REQUIREMENTS:
Give an exact copy of every line, leaving images out.

RECORD LIST:

──────────

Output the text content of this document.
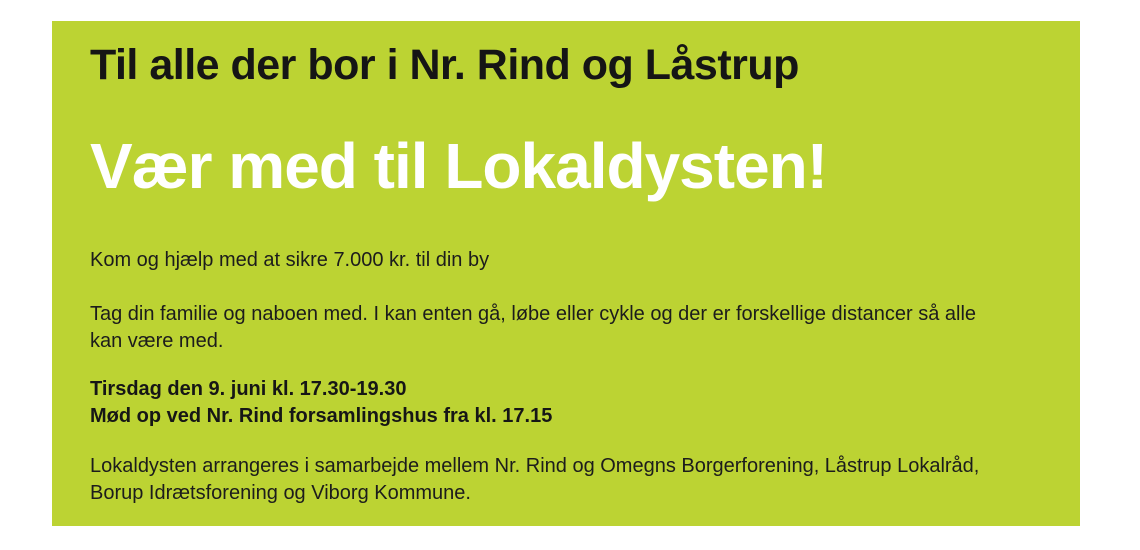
Til alle der bor i Nr. Rind og Låstrup
Vær med til Lokaldysten!
Kom og hjælp med at sikre 7.000 kr. til din by
Tag din familie og naboen med. I kan enten gå, løbe eller cykle og der er forskellige distancer så alle
kan være med.
Tirsdag den 9. juni kl. 17.30-19.30
Mød op ved Nr. Rind forsamlingshus fra kl. 17.15
Lokaldysten arrangeres i samarbejde mellem Nr. Rind og Omegns Borgerforening, Låstrup Lokalråd,
Borup Idrætsforening og Viborg Kommune.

──────────

EXERCISE OUTPUT:
Output the text content of this document.
Til alle der bor i Nr. Rind og Låstrup
Vær med til Lokaldysten!
Kom og hjælp med at sikre 7.000 kr. til din by
Tag din familie og naboen med. I kan enten gå, løbe eller cykle og der er forskellige distancer så alle
kan være med.
Tirsdag den 9. juni kl. 17.30-19.30
Mød op ved Nr. Rind forsamlingshus fra kl. 17.15
Lokaldysten arrangeres i samarbejde mellem Nr. Rind og Omegns Borgerforening, Låstrup Lokalråd,
Borup Idrætsforening og Viborg Kommune.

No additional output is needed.